WHAT TO WORK ON:
Pick out every line in the items below that contains the string "value" and copy each of those lines in full.

DATA IN THIS EXERCISE:
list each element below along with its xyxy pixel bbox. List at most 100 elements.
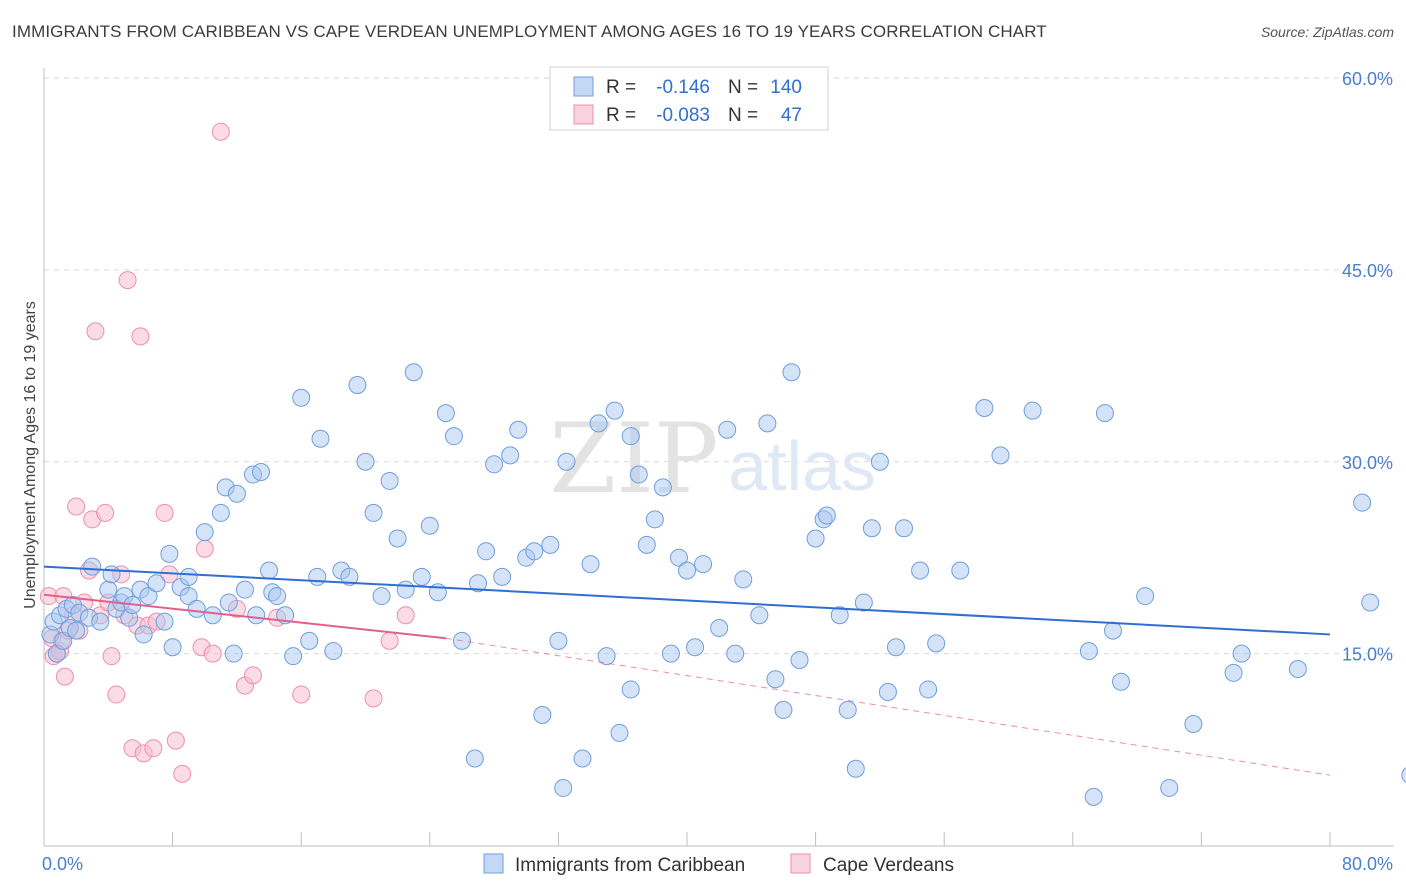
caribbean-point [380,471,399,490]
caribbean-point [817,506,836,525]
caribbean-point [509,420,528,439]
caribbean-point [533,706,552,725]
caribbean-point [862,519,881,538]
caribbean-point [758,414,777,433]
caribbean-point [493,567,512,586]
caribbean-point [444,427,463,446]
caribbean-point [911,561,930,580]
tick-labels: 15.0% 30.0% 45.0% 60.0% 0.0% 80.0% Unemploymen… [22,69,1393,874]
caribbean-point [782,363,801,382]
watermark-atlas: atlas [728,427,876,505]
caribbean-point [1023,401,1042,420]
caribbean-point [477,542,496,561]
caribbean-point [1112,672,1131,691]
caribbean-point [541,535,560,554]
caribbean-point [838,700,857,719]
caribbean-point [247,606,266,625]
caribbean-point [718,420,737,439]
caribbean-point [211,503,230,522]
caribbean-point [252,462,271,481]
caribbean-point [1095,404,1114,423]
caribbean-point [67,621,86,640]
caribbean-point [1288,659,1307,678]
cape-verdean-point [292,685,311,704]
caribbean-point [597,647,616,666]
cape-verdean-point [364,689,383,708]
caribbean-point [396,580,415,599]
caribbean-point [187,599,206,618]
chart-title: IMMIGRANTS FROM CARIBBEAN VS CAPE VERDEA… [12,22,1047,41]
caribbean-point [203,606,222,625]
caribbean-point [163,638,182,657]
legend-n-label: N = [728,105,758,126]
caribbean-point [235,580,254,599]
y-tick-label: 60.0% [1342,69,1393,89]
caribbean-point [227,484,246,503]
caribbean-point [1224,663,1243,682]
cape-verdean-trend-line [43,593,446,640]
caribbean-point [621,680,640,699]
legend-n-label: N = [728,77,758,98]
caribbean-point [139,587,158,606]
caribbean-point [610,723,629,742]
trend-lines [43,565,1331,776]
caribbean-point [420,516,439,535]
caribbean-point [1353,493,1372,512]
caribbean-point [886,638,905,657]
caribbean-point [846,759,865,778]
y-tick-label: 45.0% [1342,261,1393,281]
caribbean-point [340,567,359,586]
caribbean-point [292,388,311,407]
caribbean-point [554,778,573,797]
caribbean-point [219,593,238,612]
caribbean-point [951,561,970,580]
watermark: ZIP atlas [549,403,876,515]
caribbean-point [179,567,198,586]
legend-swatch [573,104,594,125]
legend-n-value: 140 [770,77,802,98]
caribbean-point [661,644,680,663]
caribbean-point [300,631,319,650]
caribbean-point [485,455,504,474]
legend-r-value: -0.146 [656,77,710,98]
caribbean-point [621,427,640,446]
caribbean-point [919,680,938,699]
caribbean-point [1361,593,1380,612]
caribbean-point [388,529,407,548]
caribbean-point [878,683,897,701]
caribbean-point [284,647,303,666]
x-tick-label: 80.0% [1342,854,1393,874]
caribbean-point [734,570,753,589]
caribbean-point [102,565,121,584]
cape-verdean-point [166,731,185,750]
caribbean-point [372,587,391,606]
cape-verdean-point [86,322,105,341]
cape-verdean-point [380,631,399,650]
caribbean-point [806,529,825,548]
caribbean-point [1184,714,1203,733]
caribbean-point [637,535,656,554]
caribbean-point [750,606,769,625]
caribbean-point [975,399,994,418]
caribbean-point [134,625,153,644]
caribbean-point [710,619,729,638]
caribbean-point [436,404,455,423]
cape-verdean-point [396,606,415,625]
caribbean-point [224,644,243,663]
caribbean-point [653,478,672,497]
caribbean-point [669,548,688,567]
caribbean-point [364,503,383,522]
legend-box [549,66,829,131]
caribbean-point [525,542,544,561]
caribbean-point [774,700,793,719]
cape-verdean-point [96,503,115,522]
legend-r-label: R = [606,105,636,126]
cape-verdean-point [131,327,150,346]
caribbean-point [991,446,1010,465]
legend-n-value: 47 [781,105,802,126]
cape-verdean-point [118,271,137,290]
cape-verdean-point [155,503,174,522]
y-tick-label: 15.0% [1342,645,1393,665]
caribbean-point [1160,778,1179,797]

IN RESPONSE:
legend-n-value: 140 [770,77,802,98]
legend-r-value: -0.146 [656,77,710,98]
legend-n-value: 47 [781,105,802,126]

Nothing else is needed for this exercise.